◆ Job
Write out the full set of records below exactly.

──────── Materials provided ────────

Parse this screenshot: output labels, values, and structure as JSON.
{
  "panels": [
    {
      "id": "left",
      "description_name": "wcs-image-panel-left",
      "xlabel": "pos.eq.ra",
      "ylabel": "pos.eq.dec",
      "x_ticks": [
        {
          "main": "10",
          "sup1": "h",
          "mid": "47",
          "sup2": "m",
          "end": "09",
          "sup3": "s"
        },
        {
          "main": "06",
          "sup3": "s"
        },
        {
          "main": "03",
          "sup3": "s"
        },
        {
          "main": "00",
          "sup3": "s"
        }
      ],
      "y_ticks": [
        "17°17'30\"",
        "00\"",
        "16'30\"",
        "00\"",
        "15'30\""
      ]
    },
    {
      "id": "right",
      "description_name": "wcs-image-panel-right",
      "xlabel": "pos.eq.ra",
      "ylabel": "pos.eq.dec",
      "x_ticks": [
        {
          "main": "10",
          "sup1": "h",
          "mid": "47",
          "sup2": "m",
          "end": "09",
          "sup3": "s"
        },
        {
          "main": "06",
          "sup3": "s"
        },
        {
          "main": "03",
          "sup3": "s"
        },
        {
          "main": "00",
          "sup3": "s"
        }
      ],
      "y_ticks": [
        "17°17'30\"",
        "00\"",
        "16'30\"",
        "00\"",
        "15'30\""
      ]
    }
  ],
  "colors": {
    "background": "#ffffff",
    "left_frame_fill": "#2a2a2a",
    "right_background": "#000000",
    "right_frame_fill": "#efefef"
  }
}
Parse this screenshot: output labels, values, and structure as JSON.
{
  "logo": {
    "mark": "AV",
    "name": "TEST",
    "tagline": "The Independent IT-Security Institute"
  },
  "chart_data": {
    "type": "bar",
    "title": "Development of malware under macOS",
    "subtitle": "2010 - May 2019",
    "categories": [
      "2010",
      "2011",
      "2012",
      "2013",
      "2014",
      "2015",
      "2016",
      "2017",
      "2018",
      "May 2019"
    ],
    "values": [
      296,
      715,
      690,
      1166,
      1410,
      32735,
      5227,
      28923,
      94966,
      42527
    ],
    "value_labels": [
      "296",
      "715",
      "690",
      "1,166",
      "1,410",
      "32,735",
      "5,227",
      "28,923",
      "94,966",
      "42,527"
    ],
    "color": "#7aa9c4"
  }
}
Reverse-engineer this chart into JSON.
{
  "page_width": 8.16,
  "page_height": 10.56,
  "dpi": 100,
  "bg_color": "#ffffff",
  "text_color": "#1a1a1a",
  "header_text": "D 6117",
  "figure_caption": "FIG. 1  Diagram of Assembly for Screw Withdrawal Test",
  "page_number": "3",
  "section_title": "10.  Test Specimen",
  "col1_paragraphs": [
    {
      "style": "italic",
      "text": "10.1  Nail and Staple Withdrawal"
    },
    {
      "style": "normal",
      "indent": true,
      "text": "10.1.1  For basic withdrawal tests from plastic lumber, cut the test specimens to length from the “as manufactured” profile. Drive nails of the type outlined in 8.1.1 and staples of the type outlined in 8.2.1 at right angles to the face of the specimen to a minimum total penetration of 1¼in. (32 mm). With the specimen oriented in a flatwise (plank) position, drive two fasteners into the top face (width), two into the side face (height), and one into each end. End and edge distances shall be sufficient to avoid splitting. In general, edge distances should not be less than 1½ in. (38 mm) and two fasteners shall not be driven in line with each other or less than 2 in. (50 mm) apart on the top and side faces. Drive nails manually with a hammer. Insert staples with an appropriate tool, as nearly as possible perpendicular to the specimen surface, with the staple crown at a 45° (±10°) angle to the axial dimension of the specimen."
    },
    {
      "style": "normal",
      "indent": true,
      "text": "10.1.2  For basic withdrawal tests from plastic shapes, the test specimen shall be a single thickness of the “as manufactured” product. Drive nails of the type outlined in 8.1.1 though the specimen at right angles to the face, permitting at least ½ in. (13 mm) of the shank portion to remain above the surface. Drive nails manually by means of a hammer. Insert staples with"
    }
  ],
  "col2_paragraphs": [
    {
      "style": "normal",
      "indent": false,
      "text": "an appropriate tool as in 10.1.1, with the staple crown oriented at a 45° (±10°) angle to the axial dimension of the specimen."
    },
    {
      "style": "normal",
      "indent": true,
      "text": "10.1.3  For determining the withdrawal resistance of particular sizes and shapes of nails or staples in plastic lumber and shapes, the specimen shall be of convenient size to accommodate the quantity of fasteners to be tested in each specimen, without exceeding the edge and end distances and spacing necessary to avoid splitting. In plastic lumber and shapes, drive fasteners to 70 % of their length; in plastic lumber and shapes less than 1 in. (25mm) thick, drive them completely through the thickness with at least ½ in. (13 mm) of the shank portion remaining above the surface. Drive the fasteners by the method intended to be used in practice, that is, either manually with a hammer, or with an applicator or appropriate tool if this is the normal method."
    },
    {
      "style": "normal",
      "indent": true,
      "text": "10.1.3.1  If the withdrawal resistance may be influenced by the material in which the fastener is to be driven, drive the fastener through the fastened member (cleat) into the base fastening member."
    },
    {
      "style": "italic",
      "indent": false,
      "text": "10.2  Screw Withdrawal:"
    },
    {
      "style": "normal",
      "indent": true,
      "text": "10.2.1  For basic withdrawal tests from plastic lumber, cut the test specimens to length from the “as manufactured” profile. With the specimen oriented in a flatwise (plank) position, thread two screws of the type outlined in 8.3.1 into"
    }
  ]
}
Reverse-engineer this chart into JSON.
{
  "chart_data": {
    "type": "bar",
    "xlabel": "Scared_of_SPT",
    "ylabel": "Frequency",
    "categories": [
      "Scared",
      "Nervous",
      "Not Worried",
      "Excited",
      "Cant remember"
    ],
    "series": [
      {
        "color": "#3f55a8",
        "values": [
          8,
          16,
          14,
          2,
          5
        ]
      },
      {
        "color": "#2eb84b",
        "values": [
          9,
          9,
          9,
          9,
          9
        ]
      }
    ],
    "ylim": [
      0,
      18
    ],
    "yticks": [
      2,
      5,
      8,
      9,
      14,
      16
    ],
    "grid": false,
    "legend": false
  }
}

────────

◆ Completed exercise
Parse this screenshot: output labels, values, and structure as JSON.
{
  "panels": [
    {
      "id": "left",
      "description_name": "wcs-image-panel-left",
      "xlabel": "pos.eq.ra",
      "ylabel": "pos.eq.dec",
      "x_ticks": [
        {
          "main": "10",
          "sup1": "h",
          "mid": "47",
          "sup2": "m",
          "end": "09",
          "sup3": "s"
        },
        {
          "main": "06",
          "sup3": "s"
        },
        {
          "main": "03",
          "sup3": "s"
        },
        {
          "main": "00",
          "sup3": "s"
        }
      ],
      "y_ticks": [
        "17°17'30\"",
        "00\"",
        "16'30\"",
        "00\"",
        "15'30\""
      ]
    },
    {
      "id": "right",
      "description_name": "wcs-image-panel-right",
      "xlabel": "pos.eq.ra",
      "ylabel": "pos.eq.dec",
      "x_ticks": [
        {
          "main": "10",
          "sup1": "h",
          "mid": "47",
          "sup2": "m",
          "end": "09",
          "sup3": "s"
        },
        {
          "main": "06",
          "sup3": "s"
        },
        {
          "main": "03",
          "sup3": "s"
        },
        {
          "main": "00",
          "sup3": "s"
        }
      ],
      "y_ticks": [
        "17°17'30\"",
        "00\"",
        "16'30\"",
        "00\"",
        "15'30\""
      ]
    }
  ],
  "colors": {
    "background": "#ffffff",
    "left_frame_fill": "#2a2a2a",
    "right_background": "#000000",
    "right_frame_fill": "#efefef"
  }
}
Parse this screenshot: output labels, values, and structure as JSON.
{
  "logo": {
    "mark": "AV",
    "name": "TEST",
    "tagline": "The Independent IT-Security Institute"
  },
  "chart_data": {
    "type": "bar",
    "title": "Development of malware under macOS",
    "subtitle": "2010 - May 2019",
    "categories": [
      "2010",
      "2011",
      "2012",
      "2013",
      "2014",
      "2015",
      "2016",
      "2017",
      "2018",
      "May 2019"
    ],
    "values": [
      296,
      715,
      690,
      1166,
      1410,
      32735,
      5227,
      28923,
      94966,
      42527
    ],
    "value_labels": [
      "296",
      "715",
      "690",
      "1,166",
      "1,410",
      "32,735",
      "5,227",
      "28,923",
      "94,966",
      "42,527"
    ],
    "color": "#7aa9c4"
  }
}
Reverse-engineer this chart into JSON.
{
  "page_width": 8.16,
  "page_height": 10.56,
  "dpi": 100,
  "bg_color": "#ffffff",
  "text_color": "#1a1a1a",
  "header_text": "D 6117",
  "figure_caption": "FIG. 1  Diagram of Assembly for Screw Withdrawal Test",
  "page_number": "3",
  "section_title": "10.  Test Specimen",
  "col1_paragraphs": [
    {
      "style": "italic",
      "text": "10.1  Nail and Staple Withdrawal"
    },
    {
      "style": "normal",
      "indent": true,
      "text": "10.1.1  For basic withdrawal tests from plastic lumber, cut the test specimens to length from the “as manufactured” profile. Drive nails of the type outlined in 8.1.1 and staples of the type outlined in 8.2.1 at right angles to the face of the specimen to a minimum total penetration of 1¼in. (32 mm). With the specimen oriented in a flatwise (plank) position, drive two fasteners into the top face (width), two into the side face (height), and one into each end. End and edge distances shall be sufficient to avoid splitting. In general, edge distances should not be less than 1½ in. (38 mm) and two fasteners shall not be driven in line with each other or less than 2 in. (50 mm) apart on the top and side faces. Drive nails manually with a hammer. Insert staples with an appropriate tool, as nearly as possible perpendicular to the specimen surface, with the staple crown at a 45° (±10°) angle to the axial dimension of the specimen."
    },
    {
      "style": "normal",
      "indent": true,
      "text": "10.1.2  For basic withdrawal tests from plastic shapes, the test specimen shall be a single thickness of the “as manufactured” product. Drive nails of the type outlined in 8.1.1 though the specimen at right angles to the face, permitting at least ½ in. (13 mm) of the shank portion to remain above the surface. Drive nails manually by means of a hammer. Insert staples with"
    }
  ],
  "col2_paragraphs": [
    {
      "style": "normal",
      "indent": false,
      "text": "an appropriate tool as in 10.1.1, with the staple crown oriented at a 45° (±10°) angle to the axial dimension of the specimen."
    },
    {
      "style": "normal",
      "indent": true,
      "text": "10.1.3  For determining the withdrawal resistance of particular sizes and shapes of nails or staples in plastic lumber and shapes, the specimen shall be of convenient size to accommodate the quantity of fasteners to be tested in each specimen, without exceeding the edge and end distances and spacing necessary to avoid splitting. In plastic lumber and shapes, drive fasteners to 70 % of their length; in plastic lumber and shapes less than 1 in. (25mm) thick, drive them completely through the thickness with at least ½ in. (13 mm) of the shank portion remaining above the surface. Drive the fasteners by the method intended to be used in practice, that is, either manually with a hammer, or with an applicator or appropriate tool if this is the normal method."
    },
    {
      "style": "normal",
      "indent": true,
      "text": "10.1.3.1  If the withdrawal resistance may be influenced by the material in which the fastener is to be driven, drive the fastener through the fastened member (cleat) into the base fastening member."
    },
    {
      "style": "italic",
      "indent": false,
      "text": "10.2  Screw Withdrawal:"
    },
    {
      "style": "normal",
      "indent": true,
      "text": "10.2.1  For basic withdrawal tests from plastic lumber, cut the test specimens to length from the “as manufactured” profile. With the specimen oriented in a flatwise (plank) position, thread two screws of the type outlined in 8.3.1 into"
    }
  ]
}
Reverse-engineer this chart into JSON.
{
  "chart_data": {
    "type": "bar",
    "xlabel": "Scared_of_SPT",
    "ylabel": "Frequency",
    "categories": [
      "Scared",
      "Nervous",
      "Not Worried",
      "Excited",
      "Cant remember"
    ],
    "series": [
      {
        "color": "#3f55a8",
        "values": [
          8,
          16,
          14,
          2,
          5
        ]
      },
      {
        "color": "#2eb84b",
        "values": [
          9,
          9,
          9,
          9,
          9
        ]
      }
    ],
    "ylim": [
      0,
      18
    ],
    "yticks": [
      2,
      5,
      8,
      9,
      14,
      16
    ],
    "grid": false,
    "legend": false
  }
}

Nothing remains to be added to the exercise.